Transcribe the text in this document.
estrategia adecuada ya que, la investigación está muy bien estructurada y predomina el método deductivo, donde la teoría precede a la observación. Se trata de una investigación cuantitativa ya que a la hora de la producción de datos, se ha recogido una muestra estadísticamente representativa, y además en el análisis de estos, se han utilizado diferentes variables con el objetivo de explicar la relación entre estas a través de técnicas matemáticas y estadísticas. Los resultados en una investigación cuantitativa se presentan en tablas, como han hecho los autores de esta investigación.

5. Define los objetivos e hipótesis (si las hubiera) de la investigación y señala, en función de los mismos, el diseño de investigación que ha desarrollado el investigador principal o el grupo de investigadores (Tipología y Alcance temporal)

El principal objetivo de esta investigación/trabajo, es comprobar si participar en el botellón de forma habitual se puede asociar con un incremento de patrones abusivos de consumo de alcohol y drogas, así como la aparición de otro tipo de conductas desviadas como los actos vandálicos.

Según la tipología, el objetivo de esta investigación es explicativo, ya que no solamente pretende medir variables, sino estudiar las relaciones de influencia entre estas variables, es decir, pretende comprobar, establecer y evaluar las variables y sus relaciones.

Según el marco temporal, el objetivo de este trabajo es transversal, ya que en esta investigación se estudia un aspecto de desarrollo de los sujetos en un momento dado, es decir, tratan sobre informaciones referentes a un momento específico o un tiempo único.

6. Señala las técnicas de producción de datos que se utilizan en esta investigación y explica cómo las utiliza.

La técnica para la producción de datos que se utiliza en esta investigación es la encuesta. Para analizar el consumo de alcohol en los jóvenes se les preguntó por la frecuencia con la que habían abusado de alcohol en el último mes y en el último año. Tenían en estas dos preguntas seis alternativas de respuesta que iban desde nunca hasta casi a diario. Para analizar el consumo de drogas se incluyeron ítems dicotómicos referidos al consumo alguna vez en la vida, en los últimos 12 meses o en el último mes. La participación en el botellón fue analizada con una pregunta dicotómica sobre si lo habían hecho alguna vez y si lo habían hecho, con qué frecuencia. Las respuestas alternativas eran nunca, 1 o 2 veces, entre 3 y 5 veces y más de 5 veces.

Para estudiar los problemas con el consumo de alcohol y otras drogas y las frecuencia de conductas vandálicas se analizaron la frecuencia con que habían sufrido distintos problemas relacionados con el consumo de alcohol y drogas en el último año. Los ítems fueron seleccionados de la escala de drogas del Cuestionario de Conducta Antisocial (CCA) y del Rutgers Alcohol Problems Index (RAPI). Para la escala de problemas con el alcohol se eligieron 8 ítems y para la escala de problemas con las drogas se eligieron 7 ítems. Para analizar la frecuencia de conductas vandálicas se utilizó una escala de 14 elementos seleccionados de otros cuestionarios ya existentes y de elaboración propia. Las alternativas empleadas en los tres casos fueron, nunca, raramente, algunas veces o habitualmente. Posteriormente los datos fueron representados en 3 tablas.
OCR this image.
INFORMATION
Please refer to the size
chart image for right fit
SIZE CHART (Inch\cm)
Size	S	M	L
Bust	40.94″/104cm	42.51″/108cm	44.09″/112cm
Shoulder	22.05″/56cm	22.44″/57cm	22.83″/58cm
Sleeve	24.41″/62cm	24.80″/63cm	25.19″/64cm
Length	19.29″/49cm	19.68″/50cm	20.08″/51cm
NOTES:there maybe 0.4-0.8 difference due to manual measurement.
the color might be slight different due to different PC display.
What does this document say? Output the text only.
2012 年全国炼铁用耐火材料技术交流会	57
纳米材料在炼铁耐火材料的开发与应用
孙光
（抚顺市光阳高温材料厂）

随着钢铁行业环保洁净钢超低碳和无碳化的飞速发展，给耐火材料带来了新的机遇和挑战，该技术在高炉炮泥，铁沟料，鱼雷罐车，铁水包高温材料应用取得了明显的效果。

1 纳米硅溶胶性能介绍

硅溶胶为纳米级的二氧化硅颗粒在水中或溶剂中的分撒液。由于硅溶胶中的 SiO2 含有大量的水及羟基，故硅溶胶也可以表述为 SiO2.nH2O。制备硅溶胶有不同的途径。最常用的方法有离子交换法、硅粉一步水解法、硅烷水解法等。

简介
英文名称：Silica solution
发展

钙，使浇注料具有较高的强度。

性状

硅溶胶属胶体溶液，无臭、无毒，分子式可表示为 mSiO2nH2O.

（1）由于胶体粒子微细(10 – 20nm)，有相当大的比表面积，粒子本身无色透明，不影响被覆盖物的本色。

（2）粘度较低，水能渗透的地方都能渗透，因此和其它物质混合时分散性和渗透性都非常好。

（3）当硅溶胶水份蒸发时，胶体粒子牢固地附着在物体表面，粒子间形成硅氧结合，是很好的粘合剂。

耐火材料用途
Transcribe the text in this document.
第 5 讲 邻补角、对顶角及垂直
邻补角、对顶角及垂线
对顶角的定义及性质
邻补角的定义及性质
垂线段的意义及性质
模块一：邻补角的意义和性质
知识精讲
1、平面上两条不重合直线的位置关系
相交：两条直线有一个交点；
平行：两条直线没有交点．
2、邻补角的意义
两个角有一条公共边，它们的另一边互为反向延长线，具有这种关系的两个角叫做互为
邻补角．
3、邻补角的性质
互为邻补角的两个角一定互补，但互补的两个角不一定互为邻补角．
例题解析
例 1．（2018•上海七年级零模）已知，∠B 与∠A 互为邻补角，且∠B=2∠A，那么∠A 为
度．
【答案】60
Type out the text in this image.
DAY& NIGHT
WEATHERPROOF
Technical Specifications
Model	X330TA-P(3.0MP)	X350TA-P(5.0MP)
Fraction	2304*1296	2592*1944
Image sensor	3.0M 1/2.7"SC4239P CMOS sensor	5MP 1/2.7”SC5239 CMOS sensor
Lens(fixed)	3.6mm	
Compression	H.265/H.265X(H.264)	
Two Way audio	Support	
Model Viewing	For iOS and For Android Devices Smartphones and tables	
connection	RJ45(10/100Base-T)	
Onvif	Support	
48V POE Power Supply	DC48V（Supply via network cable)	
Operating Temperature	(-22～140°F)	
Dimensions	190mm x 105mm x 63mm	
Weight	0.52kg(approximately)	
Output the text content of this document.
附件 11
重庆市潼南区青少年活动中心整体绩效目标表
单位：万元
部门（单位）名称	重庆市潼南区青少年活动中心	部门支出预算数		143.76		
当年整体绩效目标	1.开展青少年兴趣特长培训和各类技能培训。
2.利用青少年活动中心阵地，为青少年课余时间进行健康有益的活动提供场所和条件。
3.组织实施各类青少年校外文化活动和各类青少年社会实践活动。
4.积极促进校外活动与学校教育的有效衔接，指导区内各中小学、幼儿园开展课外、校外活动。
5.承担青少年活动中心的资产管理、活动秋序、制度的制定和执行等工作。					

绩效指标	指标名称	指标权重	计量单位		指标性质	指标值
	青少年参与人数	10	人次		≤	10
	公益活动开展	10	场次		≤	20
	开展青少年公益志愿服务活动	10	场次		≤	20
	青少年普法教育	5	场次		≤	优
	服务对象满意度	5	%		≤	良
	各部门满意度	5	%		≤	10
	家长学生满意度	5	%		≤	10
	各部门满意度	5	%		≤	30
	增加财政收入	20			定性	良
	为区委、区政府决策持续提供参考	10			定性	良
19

- - - - -

== TO DO ==
Repeat each entry word for word.

== WRITTEN RESPONSE ==
Transcribe the text in this document.
estrategia adecuada ya que, la investigación está muy bien estructurada y predomina el método deductivo, donde la teoría precede a la observación. Se trata de una investigación cuantitativa ya que a la hora de la producción de datos, se ha recogido una muestra estadísticamente representativa, y además en el análisis de estos, se han utilizado diferentes variables con el objetivo de explicar la relación entre estas a través de técnicas matemáticas y estadísticas. Los resultados en una investigación cuantitativa se presentan en tablas, como han hecho los autores de esta investigación.

5. Define los objetivos e hipótesis (si las hubiera) de la investigación y señala, en función de los mismos, el diseño de investigación que ha desarrollado el investigador principal o el grupo de investigadores (Tipología y Alcance temporal)

El principal objetivo de esta investigación/trabajo, es comprobar si participar en el botellón de forma habitual se puede asociar con un incremento de patrones abusivos de consumo de alcohol y drogas, así como la aparición de otro tipo de conductas desviadas como los actos vandálicos.

Según la tipología, el objetivo de esta investigación es explicativo, ya que no solamente pretende medir variables, sino estudiar las relaciones de influencia entre estas variables, es decir, pretende comprobar, establecer y evaluar las variables y sus relaciones.

Según el marco temporal, el objetivo de este trabajo es transversal, ya que en esta investigación se estudia un aspecto de desarrollo de los sujetos en un momento dado, es decir, tratan sobre informaciones referentes a un momento específico o un tiempo único.

6. Señala las técnicas de producción de datos que se utilizan en esta investigación y explica cómo las utiliza.

La técnica para la producción de datos que se utiliza en esta investigación es la encuesta. Para analizar el consumo de alcohol en los jóvenes se les preguntó por la frecuencia con la que habían abusado de alcohol en el último mes y en el último año. Tenían en estas dos preguntas seis alternativas de respuesta que iban desde nunca hasta casi a diario. Para analizar el consumo de drogas se incluyeron ítems dicotómicos referidos al consumo alguna vez en la vida, en los últimos 12 meses o en el último mes. La participación en el botellón fue analizada con una pregunta dicotómica sobre si lo habían hecho alguna vez y si lo habían hecho, con qué frecuencia. Las respuestas alternativas eran nunca, 1 o 2 veces, entre 3 y 5 veces y más de 5 veces.

Para estudiar los problemas con el consumo de alcohol y otras drogas y las frecuencia de conductas vandálicas se analizaron la frecuencia con que habían sufrido distintos problemas relacionados con el consumo de alcohol y drogas en el último año. Los ítems fueron seleccionados de la escala de drogas del Cuestionario de Conducta Antisocial (CCA) y del Rutgers Alcohol Problems Index (RAPI). Para la escala de problemas con el alcohol se eligieron 8 ítems y para la escala de problemas con las drogas se eligieron 7 ítems. Para analizar la frecuencia de conductas vandálicas se utilizó una escala de 14 elementos seleccionados de otros cuestionarios ya existentes y de elaboración propia. Las alternativas empleadas en los tres casos fueron, nunca, raramente, algunas veces o habitualmente. Posteriormente los datos fueron representados en 3 tablas.
OCR this image.
INFORMATION
Please refer to the size
chart image for right fit
SIZE CHART (Inch\cm)
Size	S	M	L
Bust	40.94″/104cm	42.51″/108cm	44.09″/112cm
Shoulder	22.05″/56cm	22.44″/57cm	22.83″/58cm
Sleeve	24.41″/62cm	24.80″/63cm	25.19″/64cm
Length	19.29″/49cm	19.68″/50cm	20.08″/51cm
NOTES:there maybe 0.4-0.8 difference due to manual measurement.
the color might be slight different due to different PC display.
What does this document say? Output the text only.
2012 年全国炼铁用耐火材料技术交流会	57
纳米材料在炼铁耐火材料的开发与应用
孙光
（抚顺市光阳高温材料厂）

随着钢铁行业环保洁净钢超低碳和无碳化的飞速发展，给耐火材料带来了新的机遇和挑战，该技术在高炉炮泥，铁沟料，鱼雷罐车，铁水包高温材料应用取得了明显的效果。

1 纳米硅溶胶性能介绍

硅溶胶为纳米级的二氧化硅颗粒在水中或溶剂中的分撒液。由于硅溶胶中的 SiO2 含有大量的水及羟基，故硅溶胶也可以表述为 SiO2.nH2O。制备硅溶胶有不同的途径。最常用的方法有离子交换法、硅粉一步水解法、硅烷水解法等。

简介
英文名称：Silica solution
发展

钙，使浇注料具有较高的强度。

性状

硅溶胶属胶体溶液，无臭、无毒，分子式可表示为 mSiO2nH2O.

（1）由于胶体粒子微细(10 – 20nm)，有相当大的比表面积，粒子本身无色透明，不影响被覆盖物的本色。

（2）粘度较低，水能渗透的地方都能渗透，因此和其它物质混合时分散性和渗透性都非常好。

（3）当硅溶胶水份蒸发时，胶体粒子牢固地附着在物体表面，粒子间形成硅氧结合，是很好的粘合剂。

耐火材料用途
Transcribe the text in this document.
第 5 讲 邻补角、对顶角及垂直
邻补角、对顶角及垂线
对顶角的定义及性质
邻补角的定义及性质
垂线段的意义及性质
模块一：邻补角的意义和性质
知识精讲
1、平面上两条不重合直线的位置关系
相交：两条直线有一个交点；
平行：两条直线没有交点．
2、邻补角的意义
两个角有一条公共边，它们的另一边互为反向延长线，具有这种关系的两个角叫做互为
邻补角．
3、邻补角的性质
互为邻补角的两个角一定互补，但互补的两个角不一定互为邻补角．
例题解析
例 1．（2018•上海七年级零模）已知，∠B 与∠A 互为邻补角，且∠B=2∠A，那么∠A 为
度．
【答案】60
Type out the text in this image.
DAY& NIGHT
WEATHERPROOF
Technical Specifications
Model	X330TA-P(3.0MP)	X350TA-P(5.0MP)
Fraction	2304*1296	2592*1944
Image sensor	3.0M 1/2.7"SC4239P CMOS sensor	5MP 1/2.7”SC5239 CMOS sensor
Lens(fixed)	3.6mm	
Compression	H.265/H.265X(H.264)	
Two Way audio	Support	
Model Viewing	For iOS and For Android Devices Smartphones and tables	
connection	RJ45(10/100Base-T)	
Onvif	Support	
48V POE Power Supply	DC48V（Supply via network cable)	
Operating Temperature	(-22～140°F)	
Dimensions	190mm x 105mm x 63mm	
Weight	0.52kg(approximately)	
Output the text content of this document.
附件 11
重庆市潼南区青少年活动中心整体绩效目标表
单位：万元
部门（单位）名称	重庆市潼南区青少年活动中心	部门支出预算数		143.76		
当年整体绩效目标	1.开展青少年兴趣特长培训和各类技能培训。
2.利用青少年活动中心阵地，为青少年课余时间进行健康有益的活动提供场所和条件。
3.组织实施各类青少年校外文化活动和各类青少年社会实践活动。
4.积极促进校外活动与学校教育的有效衔接，指导区内各中小学、幼儿园开展课外、校外活动。
5.承担青少年活动中心的资产管理、活动秋序、制度的制定和执行等工作。					

绩效指标	指标名称	指标权重	计量单位		指标性质	指标值
	青少年参与人数	10	人次		≤	10
	公益活动开展	10	场次		≤	20
	开展青少年公益志愿服务活动	10	场次		≤	20
	青少年普法教育	5	场次		≤	优
	服务对象满意度	5	%		≤	良
	各部门满意度	5	%		≤	10
	家长学生满意度	5	%		≤	10
	各部门满意度	5	%		≤	30
	增加财政收入	20			定性	良
	为区委、区政府决策持续提供参考	10			定性	良
19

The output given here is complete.